- **Written task 1**: Write out the forum thread titled "off topic" below in full, word for word.

# off topic



## Ply4_cobalt (Dec 9, 2006)

i know this way off topic just wanted to share it though very funny http://www.break.com/index/effect_of_dr ... _webs.html


----------



## Bloodyblinddoors (Oct 25, 2006)

Nice post title.


----------



## clampdaddy (Aug 9, 2006)

OH NO! Not a four banger racer! NOT HERE! I love thrashin those lil ba$t&rd$ with my Chevelle. Oh well, at least you drive an "American" rice burner.


----------



## Ply4_cobalt (Dec 9, 2006)

are you serious... its no ricer yeah its a four banger... but its super charged 205 hp 200 lb-ft Torque .. so this no honda or mazda or any other RICE BURNER... its an American Revolution


----------



## weasle414 (Dec 31, 2006)

Why would someone post something about cars in a coyote hunting forum? oke: :lame:


----------



## Ply4_cobalt (Dec 9, 2006)

i posted the video at first... didnt say a thing about my car untill it was brought up


----------



## varminthuntr (Jan 5, 2007)

i got a 2002 chevy 2500 HD dooley.....an all american truck


----------



## Ply4_cobalt (Dec 9, 2006)

chevy is the only way to go :beer:


----------



## coyotekiller3006 (Jan 3, 2006)

ford


----------



## johndeerel (Jan 6, 2007)

chevy all the way


----------



## Ply4_cobalt (Dec 9, 2006)

johndeerel said:


> chevy all the way


 :beer:


----------



## coyotekiller3006 (Jan 3, 2006)

:withstupid: uke: chevy


----------



## hendrickx (Dec 12, 2006)

anyone with johndeere in there name is gotta be full of crap 

ford all the way :lol:


----------



## ruger223killer (Jan 3, 2007)

I found nothing funny in that video. And i go for those 
YUGOS they will beat a yellow supercharged cobalt anyday


----------

- **Written task 2**: Find every line in the records below that contains the string "labels", and copy each of those lines. Matching is case-sensitive.

- **Stored rows**:
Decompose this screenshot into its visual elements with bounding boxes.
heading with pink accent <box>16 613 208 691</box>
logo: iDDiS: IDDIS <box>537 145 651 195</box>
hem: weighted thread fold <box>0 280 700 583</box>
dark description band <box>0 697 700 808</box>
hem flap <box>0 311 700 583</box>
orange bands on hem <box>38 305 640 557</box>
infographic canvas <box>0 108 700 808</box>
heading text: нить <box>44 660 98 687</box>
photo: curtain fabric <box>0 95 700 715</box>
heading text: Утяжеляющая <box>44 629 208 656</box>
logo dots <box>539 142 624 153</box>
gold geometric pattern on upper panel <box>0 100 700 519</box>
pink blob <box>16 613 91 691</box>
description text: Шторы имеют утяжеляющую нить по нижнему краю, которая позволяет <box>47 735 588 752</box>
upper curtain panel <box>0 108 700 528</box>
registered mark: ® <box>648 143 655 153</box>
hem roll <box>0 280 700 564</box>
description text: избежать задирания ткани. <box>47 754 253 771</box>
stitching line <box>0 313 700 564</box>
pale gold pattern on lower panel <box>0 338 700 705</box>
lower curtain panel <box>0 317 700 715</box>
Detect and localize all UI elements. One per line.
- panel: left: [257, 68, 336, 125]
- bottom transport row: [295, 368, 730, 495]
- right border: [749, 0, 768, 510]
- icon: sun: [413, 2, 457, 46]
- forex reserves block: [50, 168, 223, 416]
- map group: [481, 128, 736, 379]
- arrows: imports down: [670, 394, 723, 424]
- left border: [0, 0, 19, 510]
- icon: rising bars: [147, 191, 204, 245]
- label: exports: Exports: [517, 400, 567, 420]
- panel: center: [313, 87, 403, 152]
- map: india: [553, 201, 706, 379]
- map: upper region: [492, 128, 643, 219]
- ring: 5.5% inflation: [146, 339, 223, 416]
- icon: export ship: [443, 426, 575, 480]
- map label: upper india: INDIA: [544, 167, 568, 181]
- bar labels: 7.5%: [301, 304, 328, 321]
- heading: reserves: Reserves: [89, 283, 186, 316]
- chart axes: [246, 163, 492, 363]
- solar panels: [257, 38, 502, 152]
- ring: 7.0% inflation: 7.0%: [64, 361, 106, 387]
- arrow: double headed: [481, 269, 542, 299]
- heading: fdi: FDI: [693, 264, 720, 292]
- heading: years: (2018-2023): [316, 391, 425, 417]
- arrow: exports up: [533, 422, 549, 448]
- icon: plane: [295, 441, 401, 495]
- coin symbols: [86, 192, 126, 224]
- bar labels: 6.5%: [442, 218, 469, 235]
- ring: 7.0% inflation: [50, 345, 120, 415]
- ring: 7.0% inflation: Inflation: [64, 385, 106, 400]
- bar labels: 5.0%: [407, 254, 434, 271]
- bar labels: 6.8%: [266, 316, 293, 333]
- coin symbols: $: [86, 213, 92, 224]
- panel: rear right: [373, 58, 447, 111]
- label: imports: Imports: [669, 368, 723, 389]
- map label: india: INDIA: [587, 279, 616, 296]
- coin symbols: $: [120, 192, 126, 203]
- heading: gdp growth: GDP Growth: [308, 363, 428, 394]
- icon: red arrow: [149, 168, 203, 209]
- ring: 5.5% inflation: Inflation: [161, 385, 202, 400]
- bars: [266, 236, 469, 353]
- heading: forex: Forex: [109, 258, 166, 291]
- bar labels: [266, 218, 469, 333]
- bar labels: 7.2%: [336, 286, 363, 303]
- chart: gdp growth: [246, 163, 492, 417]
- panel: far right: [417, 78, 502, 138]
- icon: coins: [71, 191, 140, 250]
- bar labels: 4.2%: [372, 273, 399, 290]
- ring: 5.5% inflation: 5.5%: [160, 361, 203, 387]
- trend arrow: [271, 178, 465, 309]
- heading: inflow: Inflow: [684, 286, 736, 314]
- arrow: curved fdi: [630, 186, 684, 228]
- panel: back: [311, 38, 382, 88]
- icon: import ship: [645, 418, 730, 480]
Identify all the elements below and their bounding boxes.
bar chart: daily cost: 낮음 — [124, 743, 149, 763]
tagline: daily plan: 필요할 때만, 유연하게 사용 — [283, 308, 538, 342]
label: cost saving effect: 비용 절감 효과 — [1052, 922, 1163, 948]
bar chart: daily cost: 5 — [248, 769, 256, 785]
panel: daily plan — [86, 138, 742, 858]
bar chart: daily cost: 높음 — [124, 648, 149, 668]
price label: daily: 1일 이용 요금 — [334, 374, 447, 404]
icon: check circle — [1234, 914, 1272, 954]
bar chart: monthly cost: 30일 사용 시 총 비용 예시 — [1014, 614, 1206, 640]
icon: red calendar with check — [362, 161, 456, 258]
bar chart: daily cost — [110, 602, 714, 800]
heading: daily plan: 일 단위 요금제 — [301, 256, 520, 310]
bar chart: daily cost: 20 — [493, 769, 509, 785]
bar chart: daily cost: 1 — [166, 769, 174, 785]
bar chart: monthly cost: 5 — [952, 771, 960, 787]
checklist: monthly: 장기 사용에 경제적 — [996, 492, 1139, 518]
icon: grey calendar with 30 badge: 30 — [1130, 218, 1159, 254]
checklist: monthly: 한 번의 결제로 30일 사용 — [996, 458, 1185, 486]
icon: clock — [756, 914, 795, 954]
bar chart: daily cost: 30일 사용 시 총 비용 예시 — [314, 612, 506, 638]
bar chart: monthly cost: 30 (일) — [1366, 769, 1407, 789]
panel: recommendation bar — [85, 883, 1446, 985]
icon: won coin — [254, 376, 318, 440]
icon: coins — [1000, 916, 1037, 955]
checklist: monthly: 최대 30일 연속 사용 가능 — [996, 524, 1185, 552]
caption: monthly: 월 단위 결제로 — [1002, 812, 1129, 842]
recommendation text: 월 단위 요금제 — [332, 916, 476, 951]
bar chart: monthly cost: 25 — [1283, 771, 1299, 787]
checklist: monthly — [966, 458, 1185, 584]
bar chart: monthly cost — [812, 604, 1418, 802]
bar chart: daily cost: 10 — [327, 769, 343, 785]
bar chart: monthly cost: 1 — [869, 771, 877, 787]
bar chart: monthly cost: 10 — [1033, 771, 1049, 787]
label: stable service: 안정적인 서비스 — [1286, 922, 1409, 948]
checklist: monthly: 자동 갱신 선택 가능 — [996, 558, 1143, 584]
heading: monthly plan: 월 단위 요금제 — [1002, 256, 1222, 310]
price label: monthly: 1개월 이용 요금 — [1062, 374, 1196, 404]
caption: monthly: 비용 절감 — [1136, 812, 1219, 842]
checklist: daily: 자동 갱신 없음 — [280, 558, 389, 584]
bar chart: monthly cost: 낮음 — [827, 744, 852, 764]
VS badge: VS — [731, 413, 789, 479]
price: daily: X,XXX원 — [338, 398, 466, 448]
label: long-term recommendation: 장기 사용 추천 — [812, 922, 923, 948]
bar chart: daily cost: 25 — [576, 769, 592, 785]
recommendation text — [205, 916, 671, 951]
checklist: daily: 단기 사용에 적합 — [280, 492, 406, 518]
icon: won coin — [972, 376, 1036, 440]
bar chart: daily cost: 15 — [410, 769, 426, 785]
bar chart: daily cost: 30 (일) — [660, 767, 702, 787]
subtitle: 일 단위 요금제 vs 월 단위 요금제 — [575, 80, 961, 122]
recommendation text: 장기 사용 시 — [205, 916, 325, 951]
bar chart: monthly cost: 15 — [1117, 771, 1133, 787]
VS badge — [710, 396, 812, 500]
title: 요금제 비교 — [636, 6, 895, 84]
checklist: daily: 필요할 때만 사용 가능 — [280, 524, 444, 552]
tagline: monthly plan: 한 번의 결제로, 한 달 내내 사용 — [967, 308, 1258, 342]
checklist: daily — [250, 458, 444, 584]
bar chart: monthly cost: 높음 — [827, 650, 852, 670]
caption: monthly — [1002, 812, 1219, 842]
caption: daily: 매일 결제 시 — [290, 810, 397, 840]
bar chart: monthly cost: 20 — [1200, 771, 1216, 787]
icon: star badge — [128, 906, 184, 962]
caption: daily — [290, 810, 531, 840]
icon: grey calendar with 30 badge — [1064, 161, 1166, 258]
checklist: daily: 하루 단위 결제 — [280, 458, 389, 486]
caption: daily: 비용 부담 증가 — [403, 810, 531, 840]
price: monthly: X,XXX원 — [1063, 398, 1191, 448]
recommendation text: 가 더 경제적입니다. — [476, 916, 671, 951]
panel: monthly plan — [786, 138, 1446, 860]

- **Output 1**:
# off topic



## Ply4_cobalt (Dec 9, 2006)

i know this way off topic just wanted to share it though very funny http://www.break.com/index/effect_of_dr ... _webs.html


----------



## Bloodyblinddoors (Oct 25, 2006)

Nice post title.


----------



## clampdaddy (Aug 9, 2006)

OH NO! Not a four banger racer! NOT HERE! I love thrashin those lil ba$t&rd$ with my Chevelle. Oh well, at least you drive an "American" rice burner.


----------



## Ply4_cobalt (Dec 9, 2006)

are you serious... its no ricer yeah its a four banger... but its super charged 205 hp 200 lb-ft Torque .. so this no honda or mazda or any other RICE BURNER... its an American Revolution


----------



## weasle414 (Dec 31, 2006)

Why would someone post something about cars in a coyote hunting forum? oke: :lame:


----------



## Ply4_cobalt (Dec 9, 2006)

i posted the video at first... didnt say a thing about my car untill it was brought up


----------



## varminthuntr (Jan 5, 2007)

i got a 2002 chevy 2500 HD dooley.....an all american truck


----------



## Ply4_cobalt (Dec 9, 2006)

chevy is the only way to go :beer:


----------



## coyotekiller3006 (Jan 3, 2006)

ford


----------



## johndeerel (Jan 6, 2007)

chevy all the way


----------



## Ply4_cobalt (Dec 9, 2006)

johndeerel said:


> chevy all the way


 :beer:


----------



## coyotekiller3006 (Jan 3, 2006)

:withstupid: uke: chevy


----------



## hendrickx (Dec 12, 2006)

anyone with johndeere in there name is gotta be full of crap 

ford all the way :lol:


----------



## ruger223killer (Jan 3, 2007)

I found nothing funny in that video. And i go for those 
YUGOS they will beat a yellow supercharged cobalt anyday


----------

- **Output 2**:
- bar labels: 7.5%: [301, 304, 328, 321]
- bar labels: 6.5%: [442, 218, 469, 235]
- bar labels: 5.0%: [407, 254, 434, 271]
- bar labels: 6.8%: [266, 316, 293, 333]
- bar labels: [266, 218, 469, 333]
- bar labels: 7.2%: [336, 286, 363, 303]
- bar labels: 4.2%: [372, 273, 399, 290]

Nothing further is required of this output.